* [DATASET EXTRACT]:
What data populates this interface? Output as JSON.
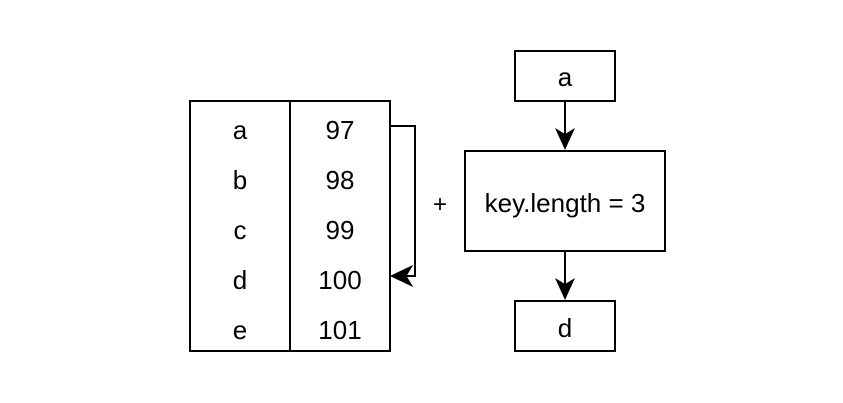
{
  "table": {
    "rows": [
      {
        "letter": "a",
        "code": "97"
      },
      {
        "letter": "b",
        "code": "98"
      },
      {
        "letter": "c",
        "code": "99"
      },
      {
        "letter": "d",
        "code": "100"
      },
      {
        "letter": "e",
        "code": "101"
      }
    ]
  },
  "operator": "+",
  "flow": {
    "input": "a",
    "operation": "key.length = 3",
    "output": "d"
  },
  "colors": {
    "stroke": "#000000",
    "background": "#ffffff",
    "text": "#000000"
  }
}
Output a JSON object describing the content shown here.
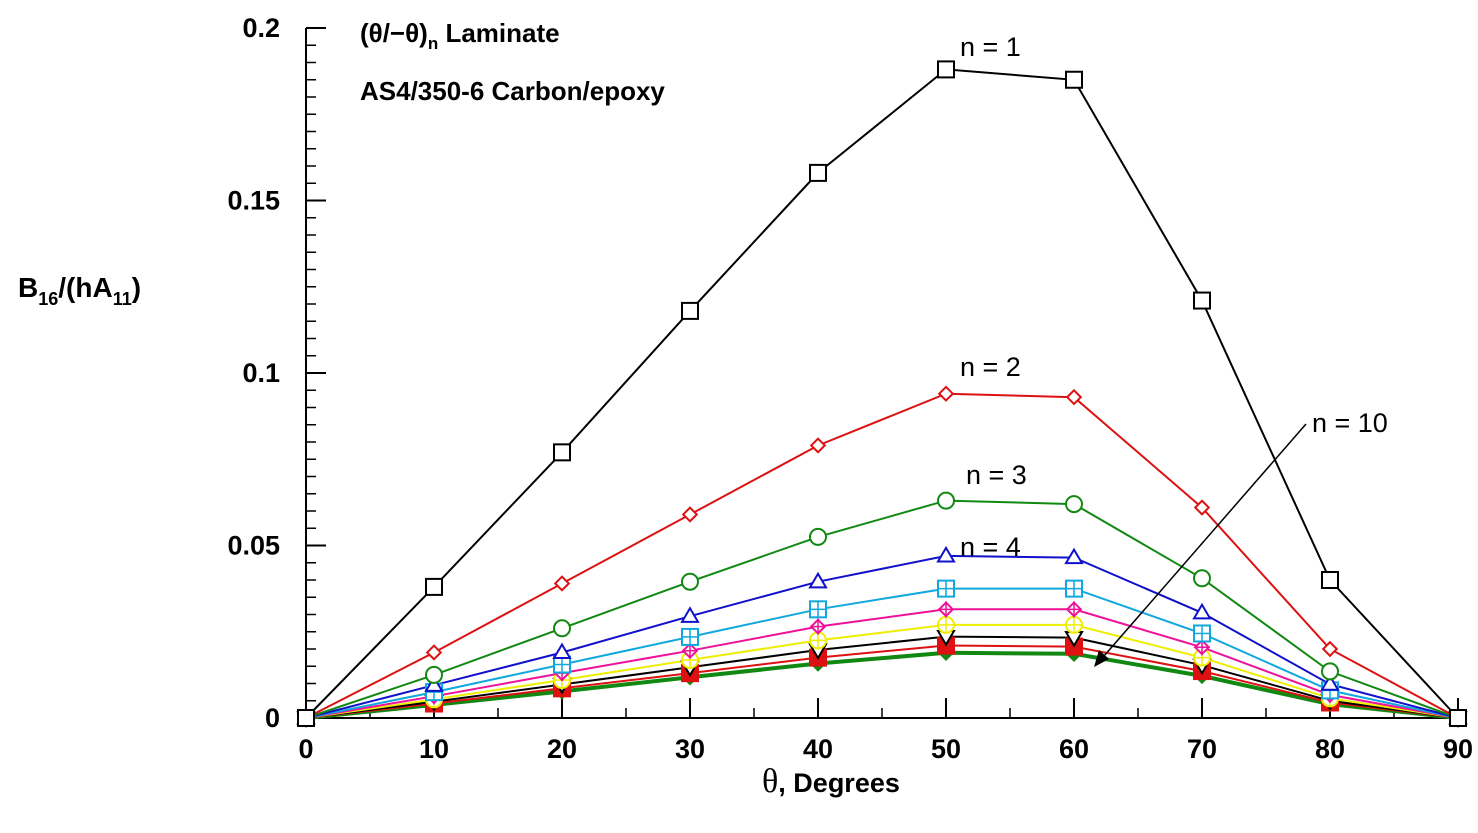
{
  "chart_data": {
    "type": "line",
    "title_line1_pre": "(θ/−θ)",
    "title_line1_sub": "n",
    "title_line1_post": " Laminate",
    "title_line2": "AS4/350-6 Carbon/epoxy",
    "xlabel_symbol": "θ",
    "xlabel_text": ", Degrees",
    "ylabel_main": "B",
    "ylabel_sub1": "16",
    "ylabel_mid": "/(hA",
    "ylabel_sub2": "11",
    "ylabel_end": ")",
    "xlim": [
      0,
      90
    ],
    "ylim": [
      0,
      0.2
    ],
    "x_ticks": [
      "0",
      "10",
      "20",
      "30",
      "40",
      "50",
      "60",
      "70",
      "80",
      "90"
    ],
    "y_ticks": [
      "0",
      "0.05",
      "0.1",
      "0.15",
      "0.2"
    ],
    "grid": false,
    "x": [
      0,
      10,
      20,
      30,
      40,
      50,
      60,
      70,
      80,
      90
    ],
    "series": [
      {
        "values": [
          0,
          0.038,
          0.077,
          0.118,
          0.158,
          0.188,
          0.185,
          0.121,
          0.04,
          0
        ],
        "color": "#000000",
        "marker": "square"
      },
      {
        "values": [
          0,
          0.019,
          0.039,
          0.059,
          0.079,
          0.094,
          0.093,
          0.061,
          0.02,
          0
        ],
        "color": "#dd1111",
        "marker": "diamond"
      },
      {
        "values": [
          0,
          0.0125,
          0.026,
          0.0395,
          0.0525,
          0.063,
          0.062,
          0.0405,
          0.0135,
          0
        ],
        "color": "#118811",
        "marker": "circle"
      },
      {
        "values": [
          0,
          0.0095,
          0.019,
          0.0295,
          0.0395,
          0.047,
          0.0465,
          0.0305,
          0.0098,
          0
        ],
        "color": "#1111cc",
        "marker": "triangle"
      },
      {
        "values": [
          0,
          0.0075,
          0.0155,
          0.0235,
          0.0315,
          0.0375,
          0.0375,
          0.0245,
          0.008,
          0
        ],
        "color": "#11a8dd",
        "marker": "square-plus"
      },
      {
        "values": [
          0,
          0.0063,
          0.013,
          0.0195,
          0.0265,
          0.0315,
          0.0315,
          0.0205,
          0.0067,
          0
        ],
        "color": "#ee1199",
        "marker": "diamond-plus"
      },
      {
        "values": [
          0,
          0.0054,
          0.011,
          0.0168,
          0.0225,
          0.027,
          0.027,
          0.0175,
          0.0057,
          0
        ],
        "color": "#eeee00",
        "marker": "circle-plus"
      },
      {
        "values": [
          0,
          0.0047,
          0.0097,
          0.0147,
          0.0197,
          0.0236,
          0.0233,
          0.0153,
          0.005,
          0
        ],
        "color": "#000000",
        "marker": "triangle-down"
      },
      {
        "values": [
          0,
          0.0042,
          0.0086,
          0.013,
          0.0175,
          0.021,
          0.0207,
          0.0136,
          0.0045,
          0
        ],
        "color": "#dd1111",
        "marker": "filled-square"
      },
      {
        "values": [
          0,
          0.0038,
          0.0077,
          0.0118,
          0.0158,
          0.0189,
          0.0186,
          0.0122,
          0.004,
          0
        ],
        "color": "#118811",
        "marker": "filled-diamond",
        "thick": true
      }
    ],
    "annotations": {
      "n1": "n = 1",
      "n2": "n = 2",
      "n3": "n = 3",
      "n4": "n = 4",
      "n10": "n = 10"
    }
  }
}
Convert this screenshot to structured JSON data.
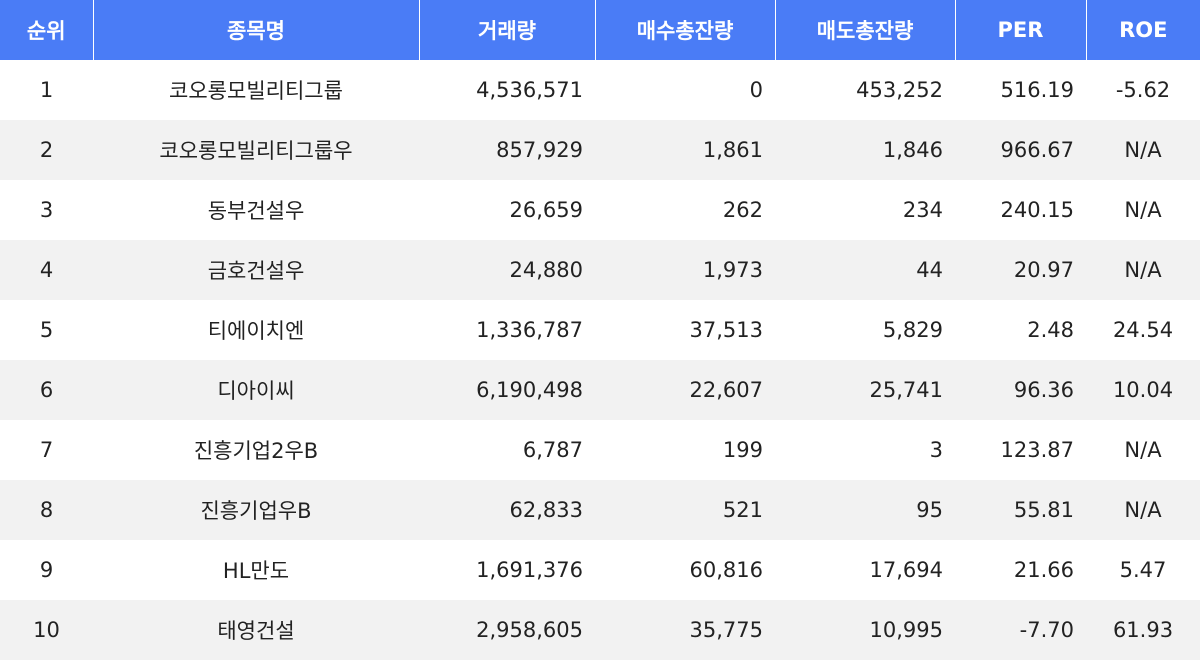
{
  "table": {
    "headers": [
      "순위",
      "종목명",
      "거래량",
      "매수총잔량",
      "매도총잔량",
      "PER",
      "ROE"
    ],
    "rows": [
      {
        "rank": "1",
        "name": "코오롱모빌리티그룹",
        "volume": "4,536,571",
        "bid_total": "0",
        "ask_total": "453,252",
        "per": "516.19",
        "roe": "-5.62"
      },
      {
        "rank": "2",
        "name": "코오롱모빌리티그룹우",
        "volume": "857,929",
        "bid_total": "1,861",
        "ask_total": "1,846",
        "per": "966.67",
        "roe": "N/A"
      },
      {
        "rank": "3",
        "name": "동부건설우",
        "volume": "26,659",
        "bid_total": "262",
        "ask_total": "234",
        "per": "240.15",
        "roe": "N/A"
      },
      {
        "rank": "4",
        "name": "금호건설우",
        "volume": "24,880",
        "bid_total": "1,973",
        "ask_total": "44",
        "per": "20.97",
        "roe": "N/A"
      },
      {
        "rank": "5",
        "name": "티에이치엔",
        "volume": "1,336,787",
        "bid_total": "37,513",
        "ask_total": "5,829",
        "per": "2.48",
        "roe": "24.54"
      },
      {
        "rank": "6",
        "name": "디아이씨",
        "volume": "6,190,498",
        "bid_total": "22,607",
        "ask_total": "25,741",
        "per": "96.36",
        "roe": "10.04"
      },
      {
        "rank": "7",
        "name": "진흥기업2우B",
        "volume": "6,787",
        "bid_total": "199",
        "ask_total": "3",
        "per": "123.87",
        "roe": "N/A"
      },
      {
        "rank": "8",
        "name": "진흥기업우B",
        "volume": "62,833",
        "bid_total": "521",
        "ask_total": "95",
        "per": "55.81",
        "roe": "N/A"
      },
      {
        "rank": "9",
        "name": "HL만도",
        "volume": "1,691,376",
        "bid_total": "60,816",
        "ask_total": "17,694",
        "per": "21.66",
        "roe": "5.47"
      },
      {
        "rank": "10",
        "name": "태영건설",
        "volume": "2,958,605",
        "bid_total": "35,775",
        "ask_total": "10,995",
        "per": "-7.70",
        "roe": "61.93"
      }
    ]
  },
  "colors": {
    "header_bg": "#4a7cf6",
    "header_text": "#ffffff",
    "stripe": "#f2f2f2"
  }
}
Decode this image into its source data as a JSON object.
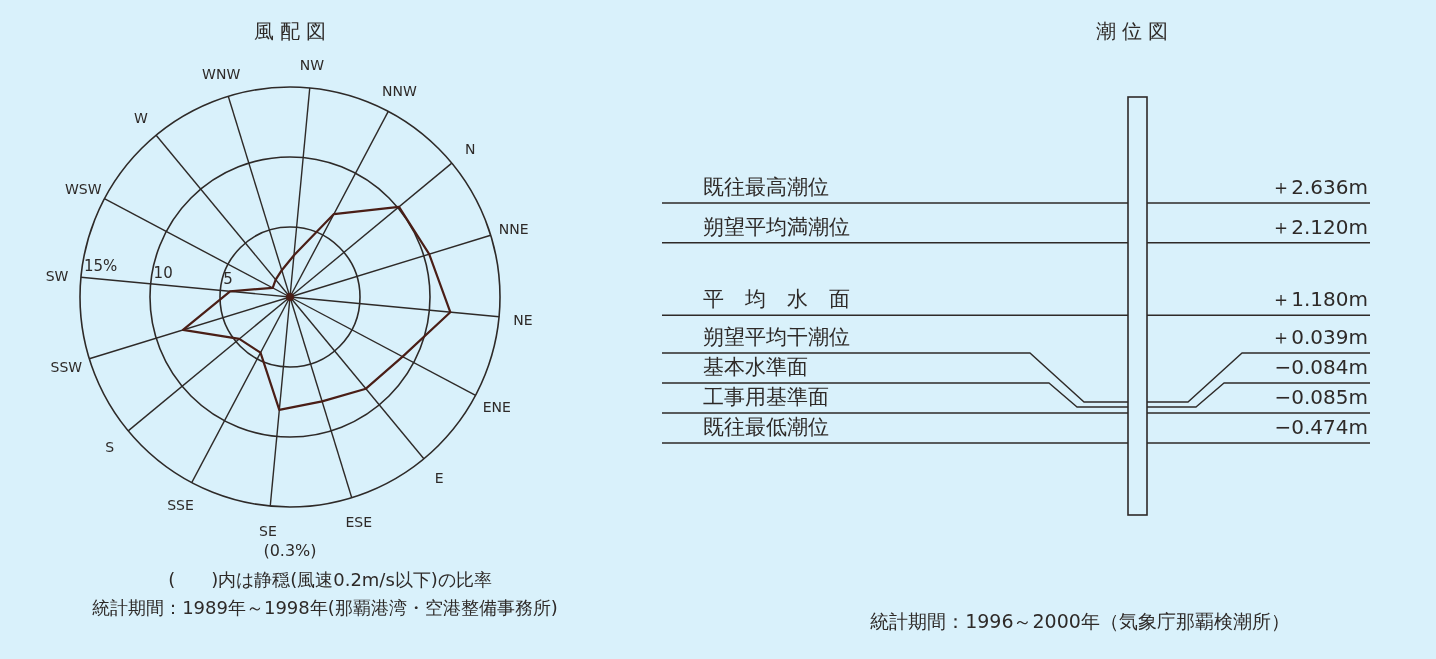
{
  "chart_data": [
    {
      "type": "radar",
      "title": "風 配 図",
      "categories": [
        "NW",
        "NNW",
        "N",
        "NNE",
        "NE",
        "ENE",
        "E",
        "ESE",
        "SE",
        "SSE",
        "S",
        "SSW",
        "SW",
        "WSW",
        "W",
        "WNW"
      ],
      "series": [
        {
          "color": "#4a1e16",
          "values": [
            3.0,
            6.7,
            10.1,
            10.4,
            11.5,
            9.1,
            8.5,
            7.8,
            8.1,
            4.5,
            4.7,
            8.0,
            4.3,
            1.4,
            1.6,
            2.0
          ]
        }
      ],
      "ylim": [
        0,
        15
      ],
      "yticks": [
        5,
        10,
        {
          "value": 15,
          "label": "15%"
        }
      ],
      "grid": true,
      "annotations": [
        "(0.3%)",
        "(　　)内は静穏(風速0.2m/s以下)の比率",
        "統計期間：1989年～1998年(那覇港湾・空港整備事務所)"
      ]
    },
    {
      "type": "other",
      "title": "潮 位 図",
      "categories": [
        "既往最高潮位",
        "朔望平均満潮位",
        "平　均　水　面",
        "朔望平均干潮位",
        "基本水準面",
        "工事用基準面",
        "既往最低潮位"
      ],
      "values": [
        2.636,
        2.12,
        1.18,
        0.039,
        -0.084,
        -0.085,
        -0.474
      ],
      "value_labels": [
        "＋2.636m",
        "＋2.120m",
        "＋1.180m",
        "＋0.039m",
        "−0.084m",
        "−0.085m",
        "−0.474m"
      ],
      "annotations": [
        "統計期間：1996～2000年（気象庁那覇検潮所）"
      ]
    }
  ]
}
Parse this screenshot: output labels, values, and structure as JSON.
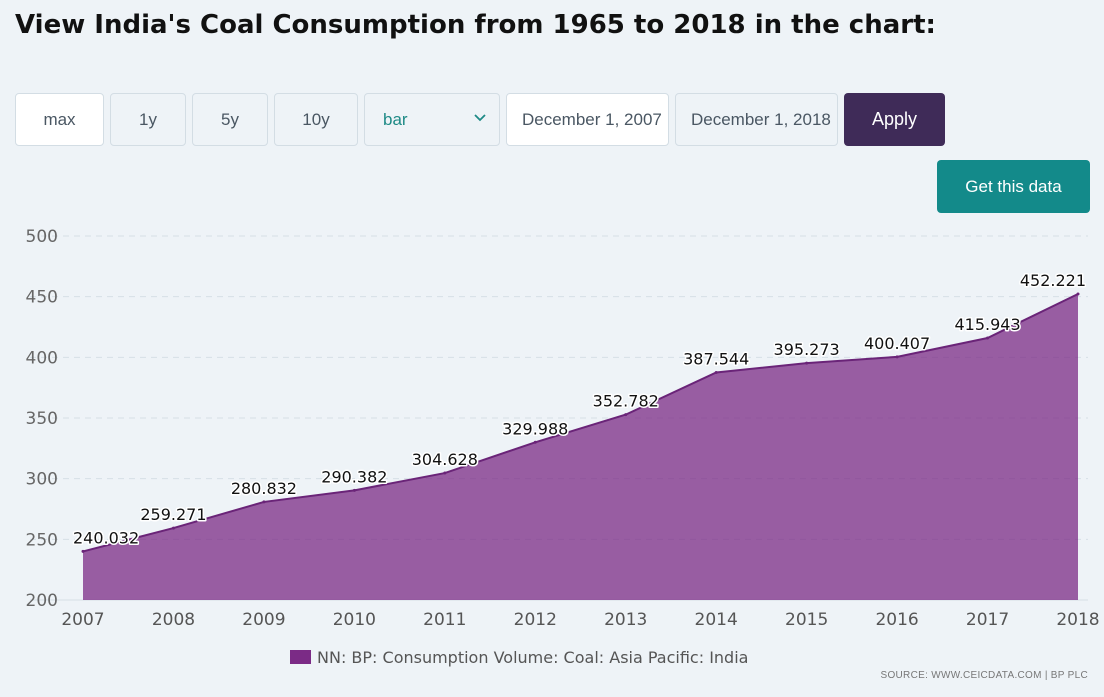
{
  "page": {
    "title": "View India's Coal Consumption from 1965 to 2018 in the chart:"
  },
  "controls": {
    "range_buttons": [
      "max",
      "1y",
      "5y",
      "10y"
    ],
    "chart_type_selected": "bar",
    "date_from": "December 1, 2007",
    "date_to": "December 1, 2018",
    "apply_label": "Apply",
    "get_data_label": "Get this data"
  },
  "legend": {
    "label": "NN: BP: Consumption Volume: Coal: Asia Pacific: India",
    "color": "#7b2b86"
  },
  "source": "SOURCE: WWW.CEICDATA.COM | BP PLC",
  "chart_data": {
    "type": "area",
    "categories": [
      "2007",
      "2008",
      "2009",
      "2010",
      "2011",
      "2012",
      "2013",
      "2014",
      "2015",
      "2016",
      "2017",
      "2018"
    ],
    "series": [
      {
        "name": "NN: BP: Consumption Volume: Coal: Asia Pacific: India",
        "values": [
          240.032,
          259.271,
          280.832,
          290.382,
          304.628,
          329.988,
          352.782,
          387.544,
          395.273,
          400.407,
          415.943,
          452.221
        ],
        "labels": [
          "240.032",
          "259.271",
          "280.832",
          "290.382",
          "304.628",
          "329.988",
          "352.782",
          "387.544",
          "395.273",
          "400.407",
          "415.943",
          "452.221"
        ]
      }
    ],
    "ylim": [
      200,
      500
    ],
    "yticks": [
      "200",
      "250",
      "300",
      "350",
      "400",
      "450",
      "500"
    ],
    "grid": true,
    "legend_position": "bottom",
    "colors": {
      "fill": "#7b2b86",
      "line": "#6a2478"
    }
  }
}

* [TASK REQUIREMENTS]:
Copy each line of the records that contains the word "Coal".

* [FINISHED TASK]:
    "title": "View India's Coal Consumption from 1965 to 2018 in the chart:"
    "label": "NN: BP: Consumption Volume: Coal: Asia Pacific: India",
        "name": "NN: BP: Consumption Volume: Coal: Asia Pacific: India",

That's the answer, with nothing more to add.